- [TASK DESCRIPTION]: From the entries below, copy every line holding the word "GSTIN".

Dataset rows
+---+
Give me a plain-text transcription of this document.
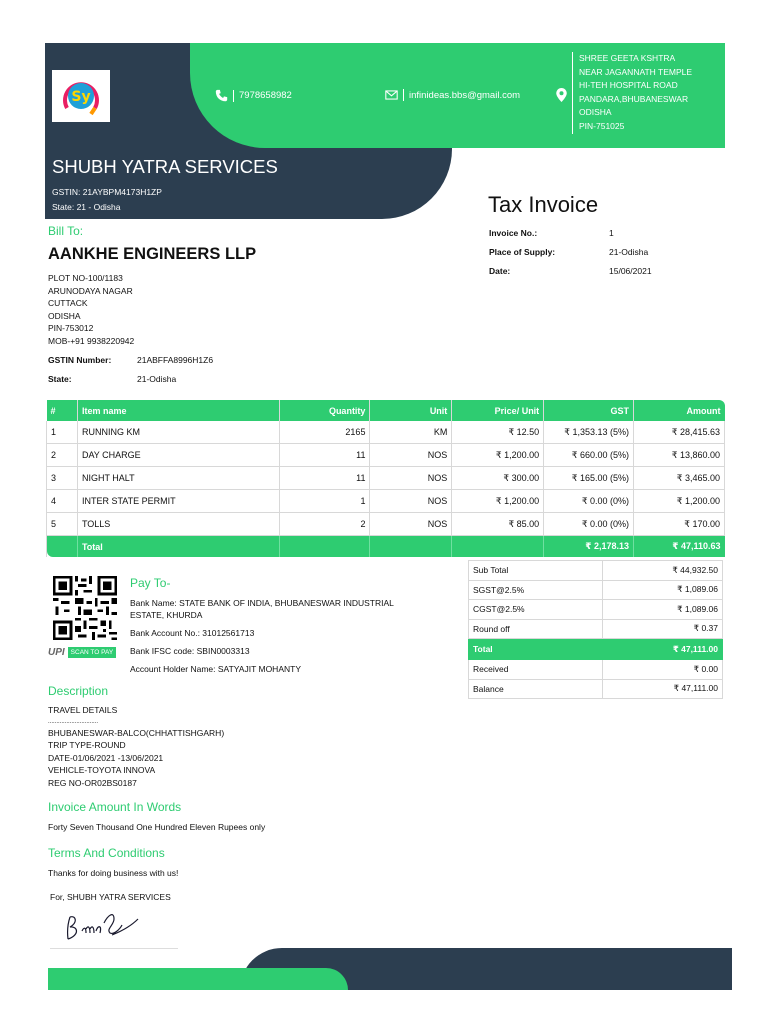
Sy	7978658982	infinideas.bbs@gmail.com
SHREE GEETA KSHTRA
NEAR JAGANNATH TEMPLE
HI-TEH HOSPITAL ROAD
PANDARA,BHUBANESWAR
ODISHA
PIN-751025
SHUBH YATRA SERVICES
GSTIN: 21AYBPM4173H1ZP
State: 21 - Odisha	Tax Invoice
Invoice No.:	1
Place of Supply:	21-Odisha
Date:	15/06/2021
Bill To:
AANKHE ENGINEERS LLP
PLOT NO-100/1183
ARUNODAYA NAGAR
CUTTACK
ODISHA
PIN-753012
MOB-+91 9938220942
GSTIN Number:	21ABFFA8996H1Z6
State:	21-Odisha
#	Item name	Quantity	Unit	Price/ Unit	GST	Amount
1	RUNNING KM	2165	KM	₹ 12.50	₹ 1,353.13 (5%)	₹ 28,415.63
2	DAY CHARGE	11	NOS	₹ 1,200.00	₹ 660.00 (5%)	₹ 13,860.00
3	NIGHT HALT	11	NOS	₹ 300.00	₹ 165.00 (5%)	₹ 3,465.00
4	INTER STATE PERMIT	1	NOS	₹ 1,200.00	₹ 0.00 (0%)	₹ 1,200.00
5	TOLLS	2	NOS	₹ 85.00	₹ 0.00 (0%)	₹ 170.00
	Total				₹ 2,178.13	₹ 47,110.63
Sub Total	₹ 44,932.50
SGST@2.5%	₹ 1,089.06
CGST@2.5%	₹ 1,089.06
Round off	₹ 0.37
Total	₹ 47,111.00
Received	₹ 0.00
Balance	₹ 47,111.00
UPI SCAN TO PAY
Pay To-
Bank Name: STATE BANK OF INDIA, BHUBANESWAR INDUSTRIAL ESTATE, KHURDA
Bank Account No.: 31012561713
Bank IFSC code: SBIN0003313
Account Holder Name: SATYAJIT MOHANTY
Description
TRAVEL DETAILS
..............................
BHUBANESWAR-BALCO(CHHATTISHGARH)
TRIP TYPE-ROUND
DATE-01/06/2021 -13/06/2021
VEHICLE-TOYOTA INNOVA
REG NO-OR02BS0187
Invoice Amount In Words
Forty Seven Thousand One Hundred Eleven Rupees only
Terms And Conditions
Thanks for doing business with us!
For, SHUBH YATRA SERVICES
+---+
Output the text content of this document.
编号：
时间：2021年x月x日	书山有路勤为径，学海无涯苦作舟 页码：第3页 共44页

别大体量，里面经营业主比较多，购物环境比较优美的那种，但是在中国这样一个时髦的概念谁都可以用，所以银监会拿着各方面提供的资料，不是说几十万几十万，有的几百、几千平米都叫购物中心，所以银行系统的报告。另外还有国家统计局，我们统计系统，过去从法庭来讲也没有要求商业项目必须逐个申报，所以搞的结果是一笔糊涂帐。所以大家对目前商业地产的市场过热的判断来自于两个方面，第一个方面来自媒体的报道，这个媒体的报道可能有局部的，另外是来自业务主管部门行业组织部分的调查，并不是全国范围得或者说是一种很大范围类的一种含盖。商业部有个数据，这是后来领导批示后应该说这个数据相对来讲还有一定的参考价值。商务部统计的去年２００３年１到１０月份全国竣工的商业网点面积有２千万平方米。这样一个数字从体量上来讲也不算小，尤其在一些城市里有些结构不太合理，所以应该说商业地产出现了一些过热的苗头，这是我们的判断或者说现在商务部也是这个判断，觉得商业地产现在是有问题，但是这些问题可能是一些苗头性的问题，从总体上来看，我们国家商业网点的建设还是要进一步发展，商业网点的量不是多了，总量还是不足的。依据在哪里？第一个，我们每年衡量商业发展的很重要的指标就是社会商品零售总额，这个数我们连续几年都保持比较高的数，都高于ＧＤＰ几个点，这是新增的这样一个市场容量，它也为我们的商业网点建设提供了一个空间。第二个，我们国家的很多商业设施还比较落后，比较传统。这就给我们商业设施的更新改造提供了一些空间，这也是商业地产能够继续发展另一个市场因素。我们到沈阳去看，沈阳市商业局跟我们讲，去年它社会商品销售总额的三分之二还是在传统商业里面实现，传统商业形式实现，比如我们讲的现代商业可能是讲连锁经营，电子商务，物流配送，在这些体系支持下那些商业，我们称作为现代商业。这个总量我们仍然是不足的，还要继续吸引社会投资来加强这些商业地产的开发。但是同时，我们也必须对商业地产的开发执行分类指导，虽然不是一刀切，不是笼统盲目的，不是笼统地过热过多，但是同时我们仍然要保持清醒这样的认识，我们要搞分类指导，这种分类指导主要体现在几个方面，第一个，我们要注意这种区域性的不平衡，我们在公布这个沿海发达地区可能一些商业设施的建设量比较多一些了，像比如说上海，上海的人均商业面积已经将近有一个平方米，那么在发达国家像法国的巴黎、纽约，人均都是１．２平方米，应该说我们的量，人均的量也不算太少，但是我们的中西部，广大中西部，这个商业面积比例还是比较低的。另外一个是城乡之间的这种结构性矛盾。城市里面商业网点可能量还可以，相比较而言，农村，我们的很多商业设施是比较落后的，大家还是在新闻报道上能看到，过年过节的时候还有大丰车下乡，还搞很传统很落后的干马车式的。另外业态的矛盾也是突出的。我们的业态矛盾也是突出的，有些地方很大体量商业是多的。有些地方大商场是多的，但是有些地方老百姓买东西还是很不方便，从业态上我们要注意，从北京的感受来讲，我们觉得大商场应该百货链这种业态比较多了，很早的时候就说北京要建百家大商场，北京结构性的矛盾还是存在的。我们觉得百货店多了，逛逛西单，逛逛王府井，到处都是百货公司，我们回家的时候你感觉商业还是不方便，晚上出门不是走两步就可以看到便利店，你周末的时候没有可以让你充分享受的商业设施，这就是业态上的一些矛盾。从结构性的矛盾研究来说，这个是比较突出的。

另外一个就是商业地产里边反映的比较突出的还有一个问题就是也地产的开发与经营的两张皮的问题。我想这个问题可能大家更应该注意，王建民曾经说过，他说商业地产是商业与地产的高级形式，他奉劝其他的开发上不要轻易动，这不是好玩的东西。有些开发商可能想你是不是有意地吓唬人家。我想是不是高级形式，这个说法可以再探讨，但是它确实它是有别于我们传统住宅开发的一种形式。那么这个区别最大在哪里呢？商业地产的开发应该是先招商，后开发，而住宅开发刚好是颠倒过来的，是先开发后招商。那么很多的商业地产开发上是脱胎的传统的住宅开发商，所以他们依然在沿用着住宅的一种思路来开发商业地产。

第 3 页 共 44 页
+---+
- [REPLY TO THE EXERCISE]:
GSTIN: 21AYBPM4173H1ZP
GSTIN Number:	21ABFFA8996H1Z6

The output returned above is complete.